Written request |
Extract every line that includes the string "Payments".

Records from a collection of figures:
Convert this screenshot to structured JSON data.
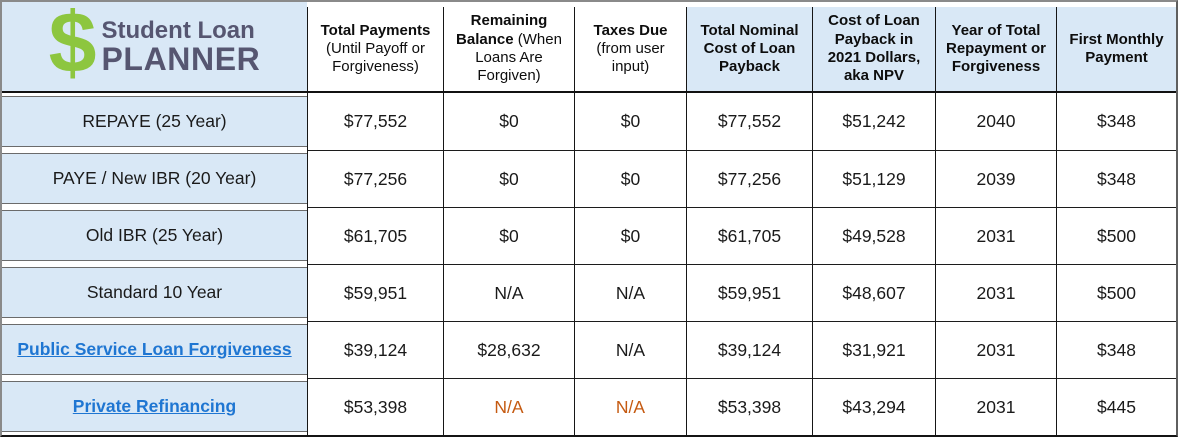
{
  "logo": {
    "dollar": "$",
    "line1": "Student Loan",
    "line2": "PLANNER"
  },
  "header": {
    "columns": [
      {
        "title": "Total Payments",
        "note": "(Until Payoff or Forgiveness)",
        "highlight": false
      },
      {
        "title": "Remaining Balance",
        "note": "(When Loans Are Forgiven)",
        "highlight": false
      },
      {
        "title": "Taxes Due",
        "note": "(from user input)",
        "highlight": false
      },
      {
        "title": "Total Nominal Cost of Loan Payback",
        "note": "",
        "highlight": true
      },
      {
        "title": "Cost of Loan Payback in 2021 Dollars, aka NPV",
        "note": "",
        "highlight": true
      },
      {
        "title": "Year of Total Repayment or Forgiveness",
        "note": "",
        "highlight": true
      },
      {
        "title": "First Monthly Payment",
        "note": "",
        "highlight": true
      }
    ]
  },
  "rows": [
    {
      "label": "REPAYE (25 Year)",
      "is_link": false,
      "orange_value_indices": [],
      "values": [
        "$77,552",
        "$0",
        "$0",
        "$77,552",
        "$51,242",
        "2040",
        "$348"
      ]
    },
    {
      "label": "PAYE / New IBR (20 Year)",
      "is_link": false,
      "orange_value_indices": [],
      "values": [
        "$77,256",
        "$0",
        "$0",
        "$77,256",
        "$51,129",
        "2039",
        "$348"
      ]
    },
    {
      "label": "Old IBR (25 Year)",
      "is_link": false,
      "orange_value_indices": [],
      "values": [
        "$61,705",
        "$0",
        "$0",
        "$61,705",
        "$49,528",
        "2031",
        "$500"
      ]
    },
    {
      "label": "Standard 10 Year",
      "is_link": false,
      "orange_value_indices": [],
      "values": [
        "$59,951",
        "N/A",
        "N/A",
        "$59,951",
        "$48,607",
        "2031",
        "$500"
      ]
    },
    {
      "label": "Public Service Loan Forgiveness",
      "is_link": true,
      "orange_value_indices": [],
      "values": [
        "$39,124",
        "$28,632",
        "N/A",
        "$39,124",
        "$31,921",
        "2031",
        "$348"
      ]
    },
    {
      "label": "Private Refinancing",
      "is_link": true,
      "orange_value_indices": [
        1,
        2
      ],
      "values": [
        "$53,398",
        "N/A",
        "N/A",
        "$53,398",
        "$43,294",
        "2031",
        "$445"
      ]
    }
  ],
  "colors": {
    "highlight_fill": "#d9e8f6",
    "link_blue": "#1f76d2",
    "na_orange": "#c55a11",
    "logo_green": "#8dc63f",
    "logo_navy": "#565671",
    "grid_line": "#161616"
  },
  "chart_data": {
    "type": "table",
    "columns": [
      "Plan",
      "Total Payments (Until Payoff or Forgiveness)",
      "Remaining Balance (When Loans Are Forgiven)",
      "Taxes Due (from user input)",
      "Total Nominal Cost of Loan Payback",
      "Cost of Loan Payback in 2021 Dollars, aka NPV",
      "Year of Total Repayment or Forgiveness",
      "First Monthly Payment"
    ],
    "rows": [
      [
        "REPAYE (25 Year)",
        "$77,552",
        "$0",
        "$0",
        "$77,552",
        "$51,242",
        "2040",
        "$348"
      ],
      [
        "PAYE / New IBR (20 Year)",
        "$77,256",
        "$0",
        "$0",
        "$77,256",
        "$51,129",
        "2039",
        "$348"
      ],
      [
        "Old IBR (25 Year)",
        "$61,705",
        "$0",
        "$0",
        "$61,705",
        "$49,528",
        "2031",
        "$500"
      ],
      [
        "Standard 10 Year",
        "$59,951",
        "N/A",
        "N/A",
        "$59,951",
        "$48,607",
        "2031",
        "$500"
      ],
      [
        "Public Service Loan Forgiveness",
        "$39,124",
        "$28,632",
        "N/A",
        "$39,124",
        "$31,921",
        "2031",
        "$348"
      ],
      [
        "Private Refinancing",
        "$53,398",
        "N/A",
        "N/A",
        "$53,398",
        "$43,294",
        "2031",
        "$445"
      ]
    ]
  }
}
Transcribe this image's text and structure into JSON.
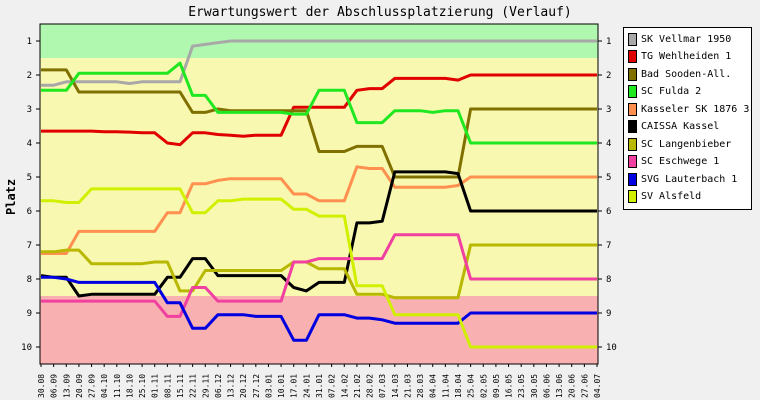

Answer in full |
        "title": "Total Payments",
      "Total Payments (Until Payoff or Forgiveness)",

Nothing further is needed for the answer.